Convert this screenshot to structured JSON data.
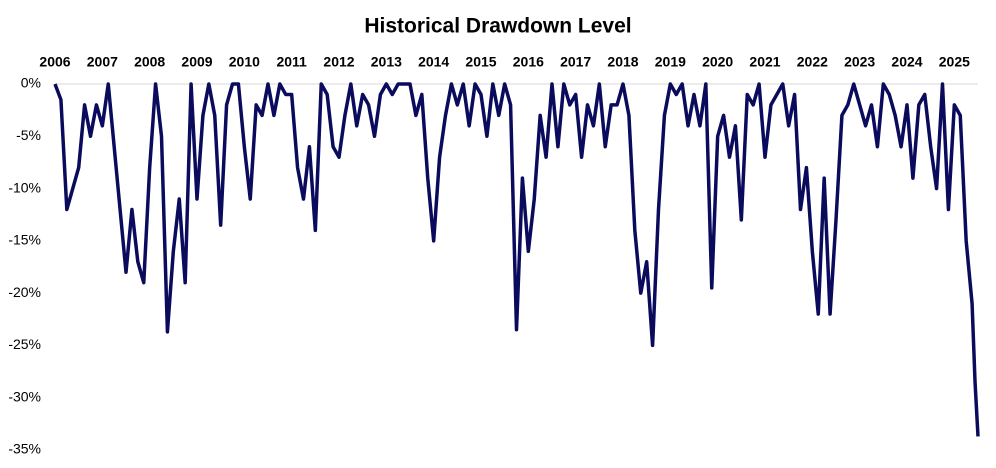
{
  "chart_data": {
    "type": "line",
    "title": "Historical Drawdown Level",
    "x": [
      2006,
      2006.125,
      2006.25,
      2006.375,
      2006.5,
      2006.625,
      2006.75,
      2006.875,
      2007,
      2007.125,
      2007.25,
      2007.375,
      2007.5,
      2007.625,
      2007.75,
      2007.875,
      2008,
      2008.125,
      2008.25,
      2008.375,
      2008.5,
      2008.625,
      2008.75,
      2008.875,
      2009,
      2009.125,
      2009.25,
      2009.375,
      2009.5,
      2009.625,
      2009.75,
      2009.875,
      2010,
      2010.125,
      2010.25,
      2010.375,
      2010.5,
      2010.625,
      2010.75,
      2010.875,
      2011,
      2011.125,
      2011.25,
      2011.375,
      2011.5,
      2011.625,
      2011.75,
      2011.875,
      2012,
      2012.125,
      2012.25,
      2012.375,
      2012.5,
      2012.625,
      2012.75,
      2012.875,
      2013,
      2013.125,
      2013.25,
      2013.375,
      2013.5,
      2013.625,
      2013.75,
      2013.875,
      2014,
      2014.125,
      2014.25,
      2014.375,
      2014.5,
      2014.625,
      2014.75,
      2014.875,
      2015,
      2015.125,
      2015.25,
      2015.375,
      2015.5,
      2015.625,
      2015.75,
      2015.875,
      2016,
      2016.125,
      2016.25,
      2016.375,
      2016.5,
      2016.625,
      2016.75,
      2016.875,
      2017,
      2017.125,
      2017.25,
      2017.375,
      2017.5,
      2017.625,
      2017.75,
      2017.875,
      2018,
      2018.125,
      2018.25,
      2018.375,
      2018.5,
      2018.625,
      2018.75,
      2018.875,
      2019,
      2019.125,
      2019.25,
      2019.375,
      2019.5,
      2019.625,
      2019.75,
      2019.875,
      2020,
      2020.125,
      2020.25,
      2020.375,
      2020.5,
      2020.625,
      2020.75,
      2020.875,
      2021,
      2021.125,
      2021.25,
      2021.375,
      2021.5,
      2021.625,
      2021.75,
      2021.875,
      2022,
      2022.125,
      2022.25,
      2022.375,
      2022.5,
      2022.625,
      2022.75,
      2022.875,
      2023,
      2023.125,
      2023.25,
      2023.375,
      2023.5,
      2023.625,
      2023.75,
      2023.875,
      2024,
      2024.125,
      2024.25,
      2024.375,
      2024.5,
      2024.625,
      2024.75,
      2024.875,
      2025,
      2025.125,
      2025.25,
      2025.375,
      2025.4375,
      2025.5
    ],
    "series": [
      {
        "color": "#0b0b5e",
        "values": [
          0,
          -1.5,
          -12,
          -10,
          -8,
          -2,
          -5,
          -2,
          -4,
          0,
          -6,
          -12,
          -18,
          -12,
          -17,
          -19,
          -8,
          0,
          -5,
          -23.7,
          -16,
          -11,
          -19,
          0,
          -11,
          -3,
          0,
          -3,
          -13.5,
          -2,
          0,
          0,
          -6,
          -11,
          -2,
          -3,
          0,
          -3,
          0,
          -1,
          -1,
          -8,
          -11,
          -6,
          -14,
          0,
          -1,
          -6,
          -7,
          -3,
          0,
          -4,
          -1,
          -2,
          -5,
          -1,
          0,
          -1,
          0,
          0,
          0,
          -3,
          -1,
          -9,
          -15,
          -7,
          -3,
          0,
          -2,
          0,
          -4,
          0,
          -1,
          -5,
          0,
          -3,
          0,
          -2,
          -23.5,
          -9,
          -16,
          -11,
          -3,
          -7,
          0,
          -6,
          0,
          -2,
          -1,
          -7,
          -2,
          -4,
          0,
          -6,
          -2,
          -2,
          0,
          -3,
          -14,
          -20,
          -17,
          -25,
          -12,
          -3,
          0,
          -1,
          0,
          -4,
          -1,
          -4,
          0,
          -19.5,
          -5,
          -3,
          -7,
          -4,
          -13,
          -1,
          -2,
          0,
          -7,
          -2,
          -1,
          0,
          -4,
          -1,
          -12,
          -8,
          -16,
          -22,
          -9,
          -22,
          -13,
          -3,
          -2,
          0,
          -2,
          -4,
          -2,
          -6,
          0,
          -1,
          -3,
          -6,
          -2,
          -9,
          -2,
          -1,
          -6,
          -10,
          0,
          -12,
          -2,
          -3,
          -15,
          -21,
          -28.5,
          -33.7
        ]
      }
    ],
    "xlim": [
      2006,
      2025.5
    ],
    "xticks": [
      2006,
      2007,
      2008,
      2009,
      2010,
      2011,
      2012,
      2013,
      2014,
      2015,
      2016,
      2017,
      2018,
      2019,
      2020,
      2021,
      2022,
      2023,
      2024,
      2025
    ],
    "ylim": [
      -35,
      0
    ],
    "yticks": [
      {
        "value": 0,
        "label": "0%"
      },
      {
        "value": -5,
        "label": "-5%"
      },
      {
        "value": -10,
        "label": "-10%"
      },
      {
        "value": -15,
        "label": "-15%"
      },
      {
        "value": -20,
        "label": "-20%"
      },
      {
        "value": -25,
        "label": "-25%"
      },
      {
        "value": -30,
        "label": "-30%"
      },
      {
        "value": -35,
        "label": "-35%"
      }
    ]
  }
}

━━━━

WRITTEN REQUEST: Copy out all of the data word for word. Do not carry over any picture.

CORRECT OUTPUT:
Convert this screenshot to structured JSON data.
{
  "chart_data": {
    "type": "line",
    "title": "Historical Drawdown Level",
    "x": [
      2006,
      2006.125,
      2006.25,
      2006.375,
      2006.5,
      2006.625,
      2006.75,
      2006.875,
      2007,
      2007.125,
      2007.25,
      2007.375,
      2007.5,
      2007.625,
      2007.75,
      2007.875,
      2008,
      2008.125,
      2008.25,
      2008.375,
      2008.5,
      2008.625,
      2008.75,
      2008.875,
      2009,
      2009.125,
      2009.25,
      2009.375,
      2009.5,
      2009.625,
      2009.75,
      2009.875,
      2010,
      2010.125,
      2010.25,
      2010.375,
      2010.5,
      2010.625,
      2010.75,
      2010.875,
      2011,
      2011.125,
      2011.25,
      2011.375,
      2011.5,
      2011.625,
      2011.75,
      2011.875,
      2012,
      2012.125,
      2012.25,
      2012.375,
      2012.5,
      2012.625,
      2012.75,
      2012.875,
      2013,
      2013.125,
      2013.25,
      2013.375,
      2013.5,
      2013.625,
      2013.75,
      2013.875,
      2014,
      2014.125,
      2014.25,
      2014.375,
      2014.5,
      2014.625,
      2014.75,
      2014.875,
      2015,
      2015.125,
      2015.25,
      2015.375,
      2015.5,
      2015.625,
      2015.75,
      2015.875,
      2016,
      2016.125,
      2016.25,
      2016.375,
      2016.5,
      2016.625,
      2016.75,
      2016.875,
      2017,
      2017.125,
      2017.25,
      2017.375,
      2017.5,
      2017.625,
      2017.75,
      2017.875,
      2018,
      2018.125,
      2018.25,
      2018.375,
      2018.5,
      2018.625,
      2018.75,
      2018.875,
      2019,
      2019.125,
      2019.25,
      2019.375,
      2019.5,
      2019.625,
      2019.75,
      2019.875,
      2020,
      2020.125,
      2020.25,
      2020.375,
      2020.5,
      2020.625,
      2020.75,
      2020.875,
      2021,
      2021.125,
      2021.25,
      2021.375,
      2021.5,
      2021.625,
      2021.75,
      2021.875,
      2022,
      2022.125,
      2022.25,
      2022.375,
      2022.5,
      2022.625,
      2022.75,
      2022.875,
      2023,
      2023.125,
      2023.25,
      2023.375,
      2023.5,
      2023.625,
      2023.75,
      2023.875,
      2024,
      2024.125,
      2024.25,
      2024.375,
      2024.5,
      2024.625,
      2024.75,
      2024.875,
      2025,
      2025.125,
      2025.25,
      2025.375,
      2025.4375,
      2025.5
    ],
    "series": [
      {
        "color": "#0b0b5e",
        "values": [
          0,
          -1.5,
          -12,
          -10,
          -8,
          -2,
          -5,
          -2,
          -4,
          0,
          -6,
          -12,
          -18,
          -12,
          -17,
          -19,
          -8,
          0,
          -5,
          -23.7,
          -16,
          -11,
          -19,
          0,
          -11,
          -3,
          0,
          -3,
          -13.5,
          -2,
          0,
          0,
          -6,
          -11,
          -2,
          -3,
          0,
          -3,
          0,
          -1,
          -1,
          -8,
          -11,
          -6,
          -14,
          0,
          -1,
          -6,
          -7,
          -3,
          0,
          -4,
          -1,
          -2,
          -5,
          -1,
          0,
          -1,
          0,
          0,
          0,
          -3,
          -1,
          -9,
          -15,
          -7,
          -3,
          0,
          -2,
          0,
          -4,
          0,
          -1,
          -5,
          0,
          -3,
          0,
          -2,
          -23.5,
          -9,
          -16,
          -11,
          -3,
          -7,
          0,
          -6,
          0,
          -2,
          -1,
          -7,
          -2,
          -4,
          0,
          -6,
          -2,
          -2,
          0,
          -3,
          -14,
          -20,
          -17,
          -25,
          -12,
          -3,
          0,
          -1,
          0,
          -4,
          -1,
          -4,
          0,
          -19.5,
          -5,
          -3,
          -7,
          -4,
          -13,
          -1,
          -2,
          0,
          -7,
          -2,
          -1,
          0,
          -4,
          -1,
          -12,
          -8,
          -16,
          -22,
          -9,
          -22,
          -13,
          -3,
          -2,
          0,
          -2,
          -4,
          -2,
          -6,
          0,
          -1,
          -3,
          -6,
          -2,
          -9,
          -2,
          -1,
          -6,
          -10,
          0,
          -12,
          -2,
          -3,
          -15,
          -21,
          -28.5,
          -33.7
        ]
      }
    ],
    "xlim": [
      2006,
      2025.5
    ],
    "xticks": [
      2006,
      2007,
      2008,
      2009,
      2010,
      2011,
      2012,
      2013,
      2014,
      2015,
      2016,
      2017,
      2018,
      2019,
      2020,
      2021,
      2022,
      2023,
      2024,
      2025
    ],
    "ylim": [
      -35,
      0
    ],
    "yticks": [
      {
        "value": 0,
        "label": "0%"
      },
      {
        "value": -5,
        "label": "-5%"
      },
      {
        "value": -10,
        "label": "-10%"
      },
      {
        "value": -15,
        "label": "-15%"
      },
      {
        "value": -20,
        "label": "-20%"
      },
      {
        "value": -25,
        "label": "-25%"
      },
      {
        "value": -30,
        "label": "-30%"
      },
      {
        "value": -35,
        "label": "-35%"
      }
    ]
  }
}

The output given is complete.